Layout element entries:
--- Begin ---
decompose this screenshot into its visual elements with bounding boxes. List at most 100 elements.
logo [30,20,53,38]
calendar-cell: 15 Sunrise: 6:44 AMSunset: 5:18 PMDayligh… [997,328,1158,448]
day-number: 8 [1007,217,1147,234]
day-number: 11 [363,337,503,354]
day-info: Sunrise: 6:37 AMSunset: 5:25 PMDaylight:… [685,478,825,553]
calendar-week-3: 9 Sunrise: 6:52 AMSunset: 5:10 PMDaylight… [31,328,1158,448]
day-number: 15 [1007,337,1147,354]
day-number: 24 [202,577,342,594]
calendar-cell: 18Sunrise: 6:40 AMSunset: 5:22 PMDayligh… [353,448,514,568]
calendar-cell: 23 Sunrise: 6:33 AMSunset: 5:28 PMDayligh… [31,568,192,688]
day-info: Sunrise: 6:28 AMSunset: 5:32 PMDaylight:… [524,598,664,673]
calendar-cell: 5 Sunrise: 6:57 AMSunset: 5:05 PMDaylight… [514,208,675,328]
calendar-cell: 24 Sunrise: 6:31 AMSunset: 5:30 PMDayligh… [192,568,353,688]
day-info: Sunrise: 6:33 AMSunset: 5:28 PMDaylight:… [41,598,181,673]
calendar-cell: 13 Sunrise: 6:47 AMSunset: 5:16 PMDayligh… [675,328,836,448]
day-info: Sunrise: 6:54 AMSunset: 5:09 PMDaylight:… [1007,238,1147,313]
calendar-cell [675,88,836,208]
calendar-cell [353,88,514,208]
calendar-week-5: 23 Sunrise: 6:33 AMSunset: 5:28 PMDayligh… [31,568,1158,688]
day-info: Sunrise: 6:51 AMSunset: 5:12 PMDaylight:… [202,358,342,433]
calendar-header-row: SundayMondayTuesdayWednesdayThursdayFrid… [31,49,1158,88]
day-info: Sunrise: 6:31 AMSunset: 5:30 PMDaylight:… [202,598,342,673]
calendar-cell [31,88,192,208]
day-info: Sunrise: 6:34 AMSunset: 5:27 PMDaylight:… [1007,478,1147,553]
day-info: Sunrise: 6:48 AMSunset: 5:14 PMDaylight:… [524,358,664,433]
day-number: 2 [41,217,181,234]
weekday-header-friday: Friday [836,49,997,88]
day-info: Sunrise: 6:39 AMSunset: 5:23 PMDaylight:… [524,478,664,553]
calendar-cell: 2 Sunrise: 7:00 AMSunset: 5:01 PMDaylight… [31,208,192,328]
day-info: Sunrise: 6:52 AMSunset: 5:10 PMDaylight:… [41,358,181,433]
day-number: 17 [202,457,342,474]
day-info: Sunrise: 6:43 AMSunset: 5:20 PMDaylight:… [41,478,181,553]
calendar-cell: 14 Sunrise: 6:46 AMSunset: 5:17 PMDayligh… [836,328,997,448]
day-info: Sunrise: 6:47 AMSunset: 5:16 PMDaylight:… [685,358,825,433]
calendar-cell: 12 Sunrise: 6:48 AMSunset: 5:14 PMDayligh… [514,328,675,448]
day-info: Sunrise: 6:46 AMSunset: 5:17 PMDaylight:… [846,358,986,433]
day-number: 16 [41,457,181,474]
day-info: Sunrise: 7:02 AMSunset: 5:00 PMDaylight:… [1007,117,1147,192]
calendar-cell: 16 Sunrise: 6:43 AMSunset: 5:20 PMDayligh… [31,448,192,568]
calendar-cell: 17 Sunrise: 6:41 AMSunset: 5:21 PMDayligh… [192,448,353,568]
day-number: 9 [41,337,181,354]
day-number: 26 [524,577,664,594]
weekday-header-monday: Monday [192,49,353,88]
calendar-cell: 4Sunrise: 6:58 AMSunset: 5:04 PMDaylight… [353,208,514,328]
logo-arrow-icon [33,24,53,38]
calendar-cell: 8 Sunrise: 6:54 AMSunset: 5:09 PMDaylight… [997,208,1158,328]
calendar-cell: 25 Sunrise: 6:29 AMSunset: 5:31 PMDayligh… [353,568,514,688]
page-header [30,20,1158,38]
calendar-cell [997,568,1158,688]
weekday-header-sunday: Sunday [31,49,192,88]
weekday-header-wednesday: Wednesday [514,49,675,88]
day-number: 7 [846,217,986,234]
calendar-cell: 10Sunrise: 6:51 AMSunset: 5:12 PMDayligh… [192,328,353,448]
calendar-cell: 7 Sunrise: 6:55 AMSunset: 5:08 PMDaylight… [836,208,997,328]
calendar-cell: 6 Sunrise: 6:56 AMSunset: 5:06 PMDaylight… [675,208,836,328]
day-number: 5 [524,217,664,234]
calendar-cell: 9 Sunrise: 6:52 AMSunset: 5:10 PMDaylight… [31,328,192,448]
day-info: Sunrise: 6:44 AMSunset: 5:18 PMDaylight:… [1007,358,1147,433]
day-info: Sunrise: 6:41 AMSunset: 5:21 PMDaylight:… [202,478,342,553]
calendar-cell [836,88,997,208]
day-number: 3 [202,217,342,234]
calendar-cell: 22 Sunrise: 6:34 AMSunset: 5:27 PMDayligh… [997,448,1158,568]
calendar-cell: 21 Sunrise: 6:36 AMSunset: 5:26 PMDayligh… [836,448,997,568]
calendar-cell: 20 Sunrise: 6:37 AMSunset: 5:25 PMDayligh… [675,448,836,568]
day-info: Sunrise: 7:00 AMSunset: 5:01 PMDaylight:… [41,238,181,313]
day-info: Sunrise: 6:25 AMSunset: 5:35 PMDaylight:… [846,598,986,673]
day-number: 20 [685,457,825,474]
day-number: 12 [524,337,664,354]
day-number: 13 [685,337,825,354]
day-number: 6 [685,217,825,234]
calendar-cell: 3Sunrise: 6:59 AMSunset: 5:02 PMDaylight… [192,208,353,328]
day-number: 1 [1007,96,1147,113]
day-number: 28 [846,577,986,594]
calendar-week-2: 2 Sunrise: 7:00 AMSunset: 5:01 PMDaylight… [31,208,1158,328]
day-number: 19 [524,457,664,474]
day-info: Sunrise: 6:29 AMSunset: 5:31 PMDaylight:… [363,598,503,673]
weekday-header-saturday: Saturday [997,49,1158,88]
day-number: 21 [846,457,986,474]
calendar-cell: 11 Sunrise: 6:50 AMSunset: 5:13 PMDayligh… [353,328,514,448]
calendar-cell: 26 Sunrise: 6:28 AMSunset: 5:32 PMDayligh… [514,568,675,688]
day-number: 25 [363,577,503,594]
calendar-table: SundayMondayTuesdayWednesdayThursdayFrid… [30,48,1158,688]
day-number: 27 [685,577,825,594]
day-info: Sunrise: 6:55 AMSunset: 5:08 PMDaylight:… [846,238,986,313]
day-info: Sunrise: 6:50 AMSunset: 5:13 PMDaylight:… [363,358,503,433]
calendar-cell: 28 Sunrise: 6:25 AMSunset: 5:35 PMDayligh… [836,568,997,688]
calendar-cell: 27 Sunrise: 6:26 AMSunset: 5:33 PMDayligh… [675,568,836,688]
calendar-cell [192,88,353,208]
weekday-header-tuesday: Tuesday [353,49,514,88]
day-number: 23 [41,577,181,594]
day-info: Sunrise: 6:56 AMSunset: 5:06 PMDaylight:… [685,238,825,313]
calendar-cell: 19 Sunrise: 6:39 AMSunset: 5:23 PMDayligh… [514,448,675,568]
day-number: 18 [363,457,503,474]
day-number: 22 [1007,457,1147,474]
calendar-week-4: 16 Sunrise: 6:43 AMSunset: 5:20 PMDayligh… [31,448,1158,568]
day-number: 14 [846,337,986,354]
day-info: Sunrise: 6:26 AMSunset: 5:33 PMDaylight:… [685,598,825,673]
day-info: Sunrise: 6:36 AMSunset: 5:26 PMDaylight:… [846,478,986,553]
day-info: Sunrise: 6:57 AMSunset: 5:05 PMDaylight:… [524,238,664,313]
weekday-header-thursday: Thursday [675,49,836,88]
--- End ---
• THE REQUEST:
Rewrite the items as a Markdown table with the columns n and Line, starting at the first item and going through the line containing "day-number: 24 [202,577,342,594]", with both ends included. Give each row its number in n and the line in Line, and leave out blank lines.

• FINAL RESULT:
| n | Line |
|---|---|
| 1 | decompose this screenshot into its visual elements with bounding boxes. List at most 100 elements. |
| 2 | logo [30,20,53,38] |
| 3 | calendar-cell: 15 Sunrise: 6:44 AMSunset: 5:18 PMDayligh… [997,328,1158,448] |
| 4 | day-number: 8 [1007,217,1147,234] |
| 5 | day-number: 11 [363,337,503,354] |
| 6 | day-info: Sunrise: 6:37 AMSunset: 5:25 PMDaylight:… [685,478,825,553] |
| 7 | calendar-week-3: 9 Sunrise: 6:52 AMSunset: 5:10 PMDaylight… [31,328,1158,448] |
| 8 | day-number: 15 [1007,337,1147,354] |
| 9 | day-number: 24 [202,577,342,594] |